*** Dataset entries

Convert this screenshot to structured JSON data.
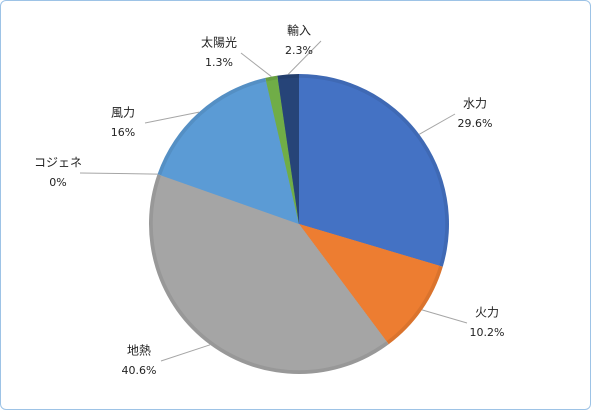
{
  "chart_data": {
    "type": "pie",
    "categories": [
      "水力",
      "火力",
      "地熱",
      "コジェネ",
      "風力",
      "太陽光",
      "輸入"
    ],
    "values": [
      29.6,
      10.2,
      40.6,
      0,
      16,
      1.3,
      2.3
    ],
    "value_labels": [
      "29.6%",
      "10.2%",
      "40.6%",
      "0%",
      "16%",
      "1.3%",
      "2.3%"
    ],
    "colors": [
      "#4472c4",
      "#ed7d31",
      "#a5a5a5",
      "#ffc000",
      "#5b9bd5",
      "#70ad47",
      "#264478"
    ]
  }
}
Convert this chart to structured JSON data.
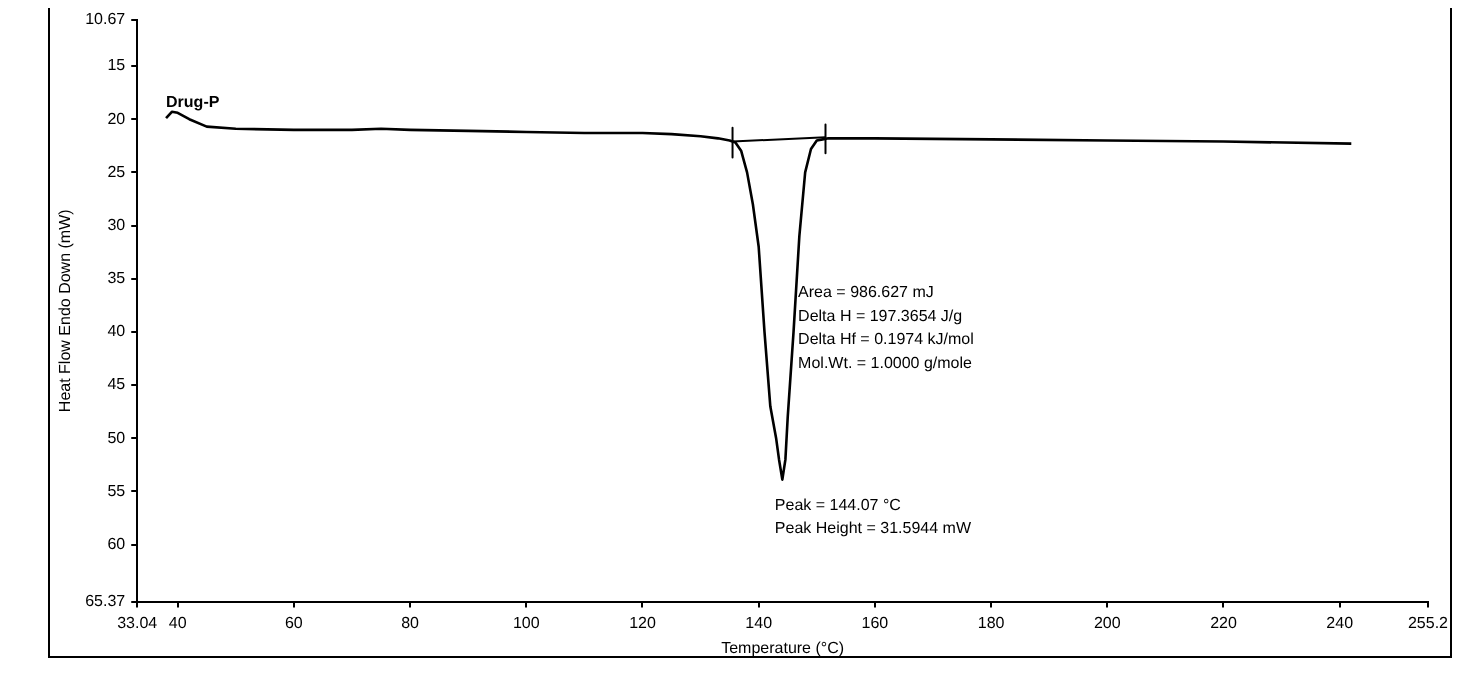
{
  "chart_data": {
    "type": "line",
    "xlabel": "Temperature (°C)",
    "ylabel": "Heat Flow Endo Down (mW)",
    "xlim": [
      33.04,
      255.2
    ],
    "xticks": [
      33.04,
      40,
      60,
      80,
      100,
      120,
      140,
      160,
      180,
      200,
      220,
      240,
      255.2
    ],
    "ylim": [
      65.37,
      10.67
    ],
    "yticks": [
      10.67,
      15,
      20,
      25,
      30,
      35,
      40,
      45,
      50,
      55,
      60,
      65.37
    ],
    "marker": "none",
    "line_style": "solid",
    "legend": false,
    "grid": false,
    "series": [
      {
        "name": "Drug-P",
        "color": "#000000",
        "x": [
          38,
          39,
          40,
          42,
          45,
          50,
          60,
          70,
          75,
          80,
          90,
          100,
          110,
          120,
          125,
          130,
          133,
          135,
          136,
          137,
          138,
          139,
          140,
          141,
          142,
          143,
          143.5,
          144.07,
          144.6,
          145,
          146,
          147,
          148,
          149,
          150,
          151,
          152,
          155,
          160,
          180,
          200,
          220,
          242
        ],
        "values": [
          19.9,
          19.3,
          19.4,
          20.0,
          20.7,
          20.9,
          21.0,
          21.0,
          20.9,
          21.0,
          21.1,
          21.2,
          21.3,
          21.3,
          21.4,
          21.6,
          21.8,
          22.0,
          22.2,
          23.0,
          25,
          28,
          32,
          40,
          47,
          50,
          52,
          53.9,
          52,
          48,
          40,
          31,
          25,
          22.8,
          22.0,
          21.9,
          21.8,
          21.8,
          21.8,
          21.9,
          22.0,
          22.1,
          22.3
        ]
      },
      {
        "color": "#000000",
        "x": [
          135.5,
          151.5
        ],
        "values": [
          22.1,
          21.7
        ]
      },
      {
        "color": "#000000",
        "x": [
          135.5,
          135.5
        ],
        "values": [
          20.8,
          23.6
        ]
      },
      {
        "color": "#000000",
        "x": [
          151.5,
          151.5
        ],
        "values": [
          20.5,
          23.2
        ]
      }
    ],
    "annotations": [
      "Area = 986.627 mJ",
      "Delta H = 197.3654 J/g",
      "Delta Hf = 0.1974 kJ/mol",
      "Mol.Wt. = 1.0000 g/mole",
      "Peak = 144.07 °C",
      "Peak Height = 31.5944 mW"
    ]
  }
}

******

What you need to do.
Tally the lines that hold the string "JSON" and state the total, nothing more.

Result of this task.
2